Task prompt> Render the following material again verbatim, leaving nothing out.
***** Record set
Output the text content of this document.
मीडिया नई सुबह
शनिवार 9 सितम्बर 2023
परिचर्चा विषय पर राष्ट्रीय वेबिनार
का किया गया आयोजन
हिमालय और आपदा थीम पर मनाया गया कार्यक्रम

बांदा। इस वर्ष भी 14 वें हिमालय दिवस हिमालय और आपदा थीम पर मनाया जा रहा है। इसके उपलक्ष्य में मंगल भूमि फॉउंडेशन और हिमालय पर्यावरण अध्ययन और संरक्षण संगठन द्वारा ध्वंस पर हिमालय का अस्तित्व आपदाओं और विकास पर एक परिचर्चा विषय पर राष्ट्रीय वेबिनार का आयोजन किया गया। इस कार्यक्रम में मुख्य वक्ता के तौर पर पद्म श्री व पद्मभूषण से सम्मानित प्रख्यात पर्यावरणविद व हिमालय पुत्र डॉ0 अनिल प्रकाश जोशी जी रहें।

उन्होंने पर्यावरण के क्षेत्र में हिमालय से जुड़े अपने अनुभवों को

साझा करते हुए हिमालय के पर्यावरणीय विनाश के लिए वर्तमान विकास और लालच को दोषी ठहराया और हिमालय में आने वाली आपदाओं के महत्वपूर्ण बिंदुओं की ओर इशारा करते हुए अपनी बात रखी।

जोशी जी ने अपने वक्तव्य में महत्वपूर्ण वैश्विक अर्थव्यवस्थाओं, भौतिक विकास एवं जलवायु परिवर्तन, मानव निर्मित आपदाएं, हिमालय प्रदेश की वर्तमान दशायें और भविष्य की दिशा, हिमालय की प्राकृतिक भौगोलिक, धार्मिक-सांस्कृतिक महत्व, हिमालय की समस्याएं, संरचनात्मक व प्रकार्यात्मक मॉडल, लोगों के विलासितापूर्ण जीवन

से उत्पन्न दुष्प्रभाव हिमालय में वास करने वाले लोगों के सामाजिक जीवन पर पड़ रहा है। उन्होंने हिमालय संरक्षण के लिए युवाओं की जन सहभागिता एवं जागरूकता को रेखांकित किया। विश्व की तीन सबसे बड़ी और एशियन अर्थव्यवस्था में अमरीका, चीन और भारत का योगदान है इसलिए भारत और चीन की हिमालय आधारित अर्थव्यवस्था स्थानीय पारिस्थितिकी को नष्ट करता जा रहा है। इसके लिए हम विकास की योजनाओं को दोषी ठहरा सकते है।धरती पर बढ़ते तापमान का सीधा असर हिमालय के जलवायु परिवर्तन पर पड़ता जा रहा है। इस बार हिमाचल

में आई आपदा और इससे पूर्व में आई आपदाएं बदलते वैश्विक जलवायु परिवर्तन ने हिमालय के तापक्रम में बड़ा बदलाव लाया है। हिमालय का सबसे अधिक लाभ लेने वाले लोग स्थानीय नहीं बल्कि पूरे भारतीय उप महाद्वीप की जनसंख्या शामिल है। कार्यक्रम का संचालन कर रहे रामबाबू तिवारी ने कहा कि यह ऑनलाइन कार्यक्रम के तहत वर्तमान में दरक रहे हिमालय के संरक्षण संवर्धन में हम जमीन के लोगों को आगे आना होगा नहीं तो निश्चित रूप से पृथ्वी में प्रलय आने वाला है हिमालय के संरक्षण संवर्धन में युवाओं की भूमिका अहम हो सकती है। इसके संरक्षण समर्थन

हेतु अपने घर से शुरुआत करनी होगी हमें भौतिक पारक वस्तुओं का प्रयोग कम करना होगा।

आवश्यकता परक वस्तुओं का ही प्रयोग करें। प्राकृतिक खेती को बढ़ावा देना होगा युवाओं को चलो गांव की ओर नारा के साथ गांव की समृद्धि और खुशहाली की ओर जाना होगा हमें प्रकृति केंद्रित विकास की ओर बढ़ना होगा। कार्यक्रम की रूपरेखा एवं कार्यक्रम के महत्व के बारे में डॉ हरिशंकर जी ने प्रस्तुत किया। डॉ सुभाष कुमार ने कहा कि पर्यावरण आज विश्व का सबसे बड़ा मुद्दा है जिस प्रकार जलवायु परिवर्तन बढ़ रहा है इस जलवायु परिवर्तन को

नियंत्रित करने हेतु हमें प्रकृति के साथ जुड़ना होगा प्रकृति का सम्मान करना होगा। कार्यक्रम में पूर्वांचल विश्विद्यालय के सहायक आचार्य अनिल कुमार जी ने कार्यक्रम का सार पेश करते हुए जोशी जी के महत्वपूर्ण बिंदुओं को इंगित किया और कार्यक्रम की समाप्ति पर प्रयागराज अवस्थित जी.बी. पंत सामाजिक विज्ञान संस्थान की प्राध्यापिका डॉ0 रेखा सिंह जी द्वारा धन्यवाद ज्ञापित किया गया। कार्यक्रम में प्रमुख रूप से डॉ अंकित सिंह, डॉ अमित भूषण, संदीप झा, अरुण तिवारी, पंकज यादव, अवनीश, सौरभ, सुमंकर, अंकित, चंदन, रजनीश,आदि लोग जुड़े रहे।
**********
Answer to this exercise>
Output the text content of this document.
मीडिया नई सुबह
शनिवार 9 सितम्बर 2023
परिचर्चा विषय पर राष्ट्रीय वेबिनार
का किया गया आयोजन
हिमालय और आपदा थीम पर मनाया गया कार्यक्रम

बांदा। इस वर्ष भी 14 वें हिमालय दिवस हिमालय और आपदा थीम पर मनाया जा रहा है। इसके उपलक्ष्य में मंगल भूमि फॉउंडेशन और हिमालय पर्यावरण अध्ययन और संरक्षण संगठन द्वारा ध्वंस पर हिमालय का अस्तित्व आपदाओं और विकास पर एक परिचर्चा विषय पर राष्ट्रीय वेबिनार का आयोजन किया गया। इस कार्यक्रम में मुख्य वक्ता के तौर पर पद्म श्री व पद्मभूषण से सम्मानित प्रख्यात पर्यावरणविद व हिमालय पुत्र डॉ0 अनिल प्रकाश जोशी जी रहें।

उन्होंने पर्यावरण के क्षेत्र में हिमालय से जुड़े अपने अनुभवों को

साझा करते हुए हिमालय के पर्यावरणीय विनाश के लिए वर्तमान विकास और लालच को दोषी ठहराया और हिमालय में आने वाली आपदाओं के महत्वपूर्ण बिंदुओं की ओर इशारा करते हुए अपनी बात रखी।

जोशी जी ने अपने वक्तव्य में महत्वपूर्ण वैश्विक अर्थव्यवस्थाओं, भौतिक विकास एवं जलवायु परिवर्तन, मानव निर्मित आपदाएं, हिमालय प्रदेश की वर्तमान दशायें और भविष्य की दिशा, हिमालय की प्राकृतिक भौगोलिक, धार्मिक-सांस्कृतिक महत्व, हिमालय की समस्याएं, संरचनात्मक व प्रकार्यात्मक मॉडल, लोगों के विलासितापूर्ण जीवन

से उत्पन्न दुष्प्रभाव हिमालय में वास करने वाले लोगों के सामाजिक जीवन पर पड़ रहा है। उन्होंने हिमालय संरक्षण के लिए युवाओं की जन सहभागिता एवं जागरूकता को रेखांकित किया। विश्व की तीन सबसे बड़ी और एशियन अर्थव्यवस्था में अमरीका, चीन और भारत का योगदान है इसलिए भारत और चीन की हिमालय आधारित अर्थव्यवस्था स्थानीय पारिस्थितिकी को नष्ट करता जा रहा है। इसके लिए हम विकास की योजनाओं को दोषी ठहरा सकते है।धरती पर बढ़ते तापमान का सीधा असर हिमालय के जलवायु परिवर्तन पर पड़ता जा रहा है। इस बार हिमाचल

में आई आपदा और इससे पूर्व में आई आपदाएं बदलते वैश्विक जलवायु परिवर्तन ने हिमालय के तापक्रम में बड़ा बदलाव लाया है। हिमालय का सबसे अधिक लाभ लेने वाले लोग स्थानीय नहीं बल्कि पूरे भारतीय उप महाद्वीप की जनसंख्या शामिल है। कार्यक्रम का संचालन कर रहे रामबाबू तिवारी ने कहा कि यह ऑनलाइन कार्यक्रम के तहत वर्तमान में दरक रहे हिमालय के संरक्षण संवर्धन में हम जमीन के लोगों को आगे आना होगा नहीं तो निश्चित रूप से पृथ्वी में प्रलय आने वाला है हिमालय के संरक्षण संवर्धन में युवाओं की भूमिका अहम हो सकती है। इसके संरक्षण समर्थन

हेतु अपने घर से शुरुआत करनी होगी हमें भौतिक पारक वस्तुओं का प्रयोग कम करना होगा।

आवश्यकता परक वस्तुओं का ही प्रयोग करें। प्राकृतिक खेती को बढ़ावा देना होगा युवाओं को चलो गांव की ओर नारा के साथ गांव की समृद्धि और खुशहाली की ओर जाना होगा हमें प्रकृति केंद्रित विकास की ओर बढ़ना होगा। कार्यक्रम की रूपरेखा एवं कार्यक्रम के महत्व के बारे में डॉ हरिशंकर जी ने प्रस्तुत किया। डॉ सुभाष कुमार ने कहा कि पर्यावरण आज विश्व का सबसे बड़ा मुद्दा है जिस प्रकार जलवायु परिवर्तन बढ़ रहा है इस जलवायु परिवर्तन को

नियंत्रित करने हेतु हमें प्रकृति के साथ जुड़ना होगा प्रकृति का सम्मान करना होगा। कार्यक्रम में पूर्वांचल विश्विद्यालय के सहायक आचार्य अनिल कुमार जी ने कार्यक्रम का सार पेश करते हुए जोशी जी के महत्वपूर्ण बिंदुओं को इंगित किया और कार्यक्रम की समाप्ति पर प्रयागराज अवस्थित जी.बी. पंत सामाजिक विज्ञान संस्थान की प्राध्यापिका डॉ0 रेखा सिंह जी द्वारा धन्यवाद ज्ञापित किया गया। कार्यक्रम में प्रमुख रूप से डॉ अंकित सिंह, डॉ अमित भूषण, संदीप झा, अरुण तिवारी, पंकज यादव, अवनीश, सौरभ, सुमंकर, अंकित, चंदन, रजनीश,आदि लोग जुड़े रहे।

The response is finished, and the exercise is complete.